Data supplied:
────────────────
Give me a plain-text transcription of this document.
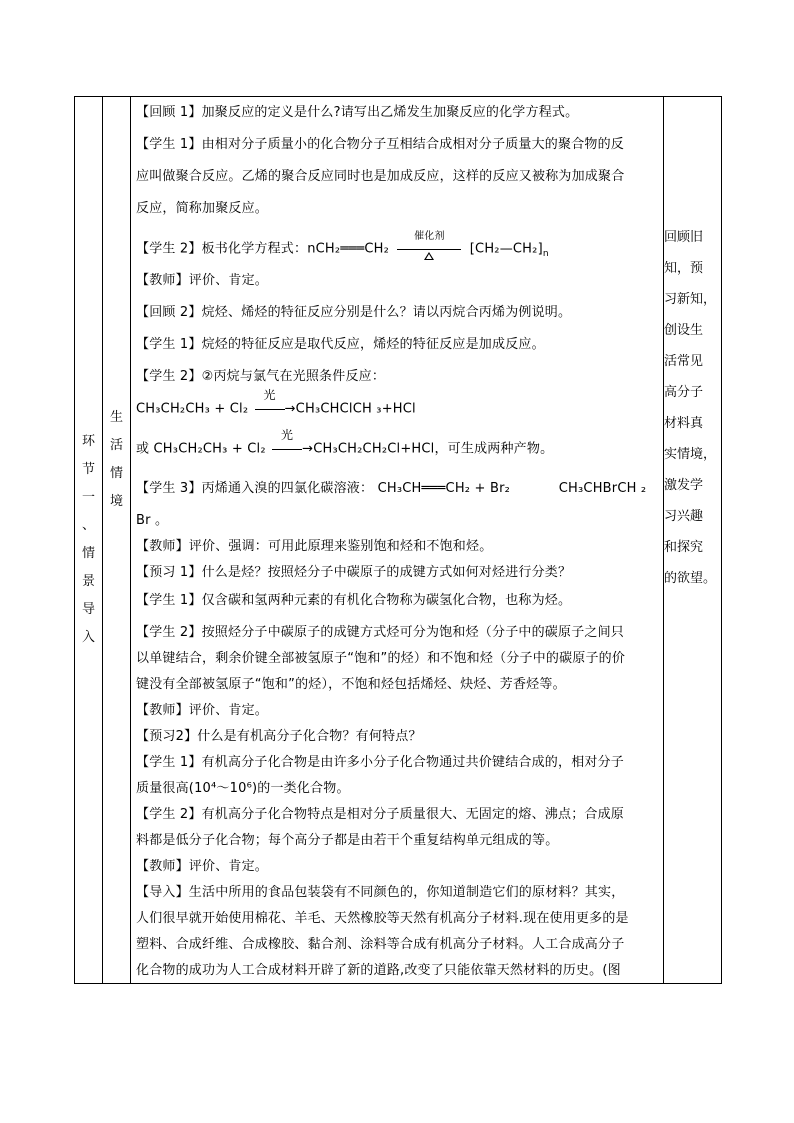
环
节
一
、
情
景
导
入
生
活
情
境
【回顾 1】加聚反应的定义是什么?请写出乙烯发生加聚反应的化学方程式。
【学生 1】由相对分子质量小的化合物分子互相结合成相对分子质量大的聚合物的反
应叫做聚合反应。乙烯的聚合反应同时也是加成反应，这样的反应又被称为加成聚合
反应，简称加聚反应。
【学生 2】板书化学方程式：nCH₂═══CH₂
催化剂
$[CH_2—CH_2]_n$
【教师】评价、肯定。
【回顾 2】烷烃、烯烃的特征反应分别是什么？请以丙烷合丙烯为例说明。
【学生 1】烷烃的特征反应是取代反应，烯烃的特征反应是加成反应。
【学生 2】②丙烷与氯气在光照条件反应：
CH₃CH₂CH₃ + Cl₂
光
→CH₃CHClCH ₃+HCl
或 CH₃CH₂CH₃ + Cl₂
光
→CH₃CH₂CH₂Cl+HCl，可生成两种产物。
【学生 3】丙烯通入溴的四氯化碳溶液： CH₃CH═══CH₂ + Br₂	CH₃CHBrCH ₂
Br 。
【教师】评价、强调：可用此原理来鉴别饱和烃和不饱和烃。
【预习 1】什么是烃？按照烃分子中碳原子的成键方式如何对烃进行分类？
【学生 1】仅含碳和氢两种元素的有机化合物称为碳氢化合物，也称为烃。
【学生 2】按照烃分子中碳原子的成键方式烃可分为饱和烃（分子中的碳原子之间只
以单键结合，剩余价键全部被氢原子“饱和”的烃）和不饱和烃（分子中的碳原子的价
键没有全部被氢原子“饱和”的烃），不饱和烃包括烯烃、炔烃、芳香烃等。
【教师】评价、肯定。
【预习2】什么是有机高分子化合物？有何特点？
【学生 1】有机高分子化合物是由许多小分子化合物通过共价键结合成的，相对分子
质量很高(10⁴～10⁶)的一类化合物。
【学生 2】有机高分子化合物特点是相对分子质量很大、无固定的熔、沸点；合成原
料都是低分子化合物；每个高分子都是由若干个重复结构单元组成的等。
【教师】评价、肯定。
【导入】生活中所用的食品包装袋有不同颜色的，你知道制造它们的原材料？其实，
人们很早就开始使用棉花、羊毛、天然橡胶等天然有机高分子材料.现在使用更多的是
塑料、合成纤维、合成橡胶、黏合剂、涂料等合成有机高分子材料。人工合成高分子
化合物的成功为人工合成材料开辟了新的道路,改变了只能依靠天然材料的历史。(图
回顾旧
知，预
习新知，
创设生
活常见
高分子
材料真
实情境，
激发学
习兴趣
和探究
的欲望。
────────────────
Problem statement: Write out every record above exactly as it stands, but leave out the pictures.

Response to the task:
Give me a plain-text transcription of this document.
环
节
一
、
情
景
导
入
生
活
情
境
【回顾 1】加聚反应的定义是什么?请写出乙烯发生加聚反应的化学方程式。
【学生 1】由相对分子质量小的化合物分子互相结合成相对分子质量大的聚合物的反
应叫做聚合反应。乙烯的聚合反应同时也是加成反应，这样的反应又被称为加成聚合
反应，简称加聚反应。
【学生 2】板书化学方程式：nCH₂═══CH₂
催化剂
$[CH_2—CH_2]_n$
【教师】评价、肯定。
【回顾 2】烷烃、烯烃的特征反应分别是什么？请以丙烷合丙烯为例说明。
【学生 1】烷烃的特征反应是取代反应，烯烃的特征反应是加成反应。
【学生 2】②丙烷与氯气在光照条件反应：
CH₃CH₂CH₃ + Cl₂
光
→CH₃CHClCH ₃+HCl
或 CH₃CH₂CH₃ + Cl₂
光
→CH₃CH₂CH₂Cl+HCl，可生成两种产物。
【学生 3】丙烯通入溴的四氯化碳溶液： CH₃CH═══CH₂ + Br₂	CH₃CHBrCH ₂
Br 。
【教师】评价、强调：可用此原理来鉴别饱和烃和不饱和烃。
【预习 1】什么是烃？按照烃分子中碳原子的成键方式如何对烃进行分类？
【学生 1】仅含碳和氢两种元素的有机化合物称为碳氢化合物，也称为烃。
【学生 2】按照烃分子中碳原子的成键方式烃可分为饱和烃（分子中的碳原子之间只
以单键结合，剩余价键全部被氢原子“饱和”的烃）和不饱和烃（分子中的碳原子的价
键没有全部被氢原子“饱和”的烃），不饱和烃包括烯烃、炔烃、芳香烃等。
【教师】评价、肯定。
【预习2】什么是有机高分子化合物？有何特点？
【学生 1】有机高分子化合物是由许多小分子化合物通过共价键结合成的，相对分子
质量很高(10⁴～10⁶)的一类化合物。
【学生 2】有机高分子化合物特点是相对分子质量很大、无固定的熔、沸点；合成原
料都是低分子化合物；每个高分子都是由若干个重复结构单元组成的等。
【教师】评价、肯定。
【导入】生活中所用的食品包装袋有不同颜色的，你知道制造它们的原材料？其实，
人们很早就开始使用棉花、羊毛、天然橡胶等天然有机高分子材料.现在使用更多的是
塑料、合成纤维、合成橡胶、黏合剂、涂料等合成有机高分子材料。人工合成高分子
化合物的成功为人工合成材料开辟了新的道路,改变了只能依靠天然材料的历史。(图
回顾旧
知，预
习新知，
创设生
活常见
高分子
材料真
实情境，
激发学
习兴趣
和探究
的欲望。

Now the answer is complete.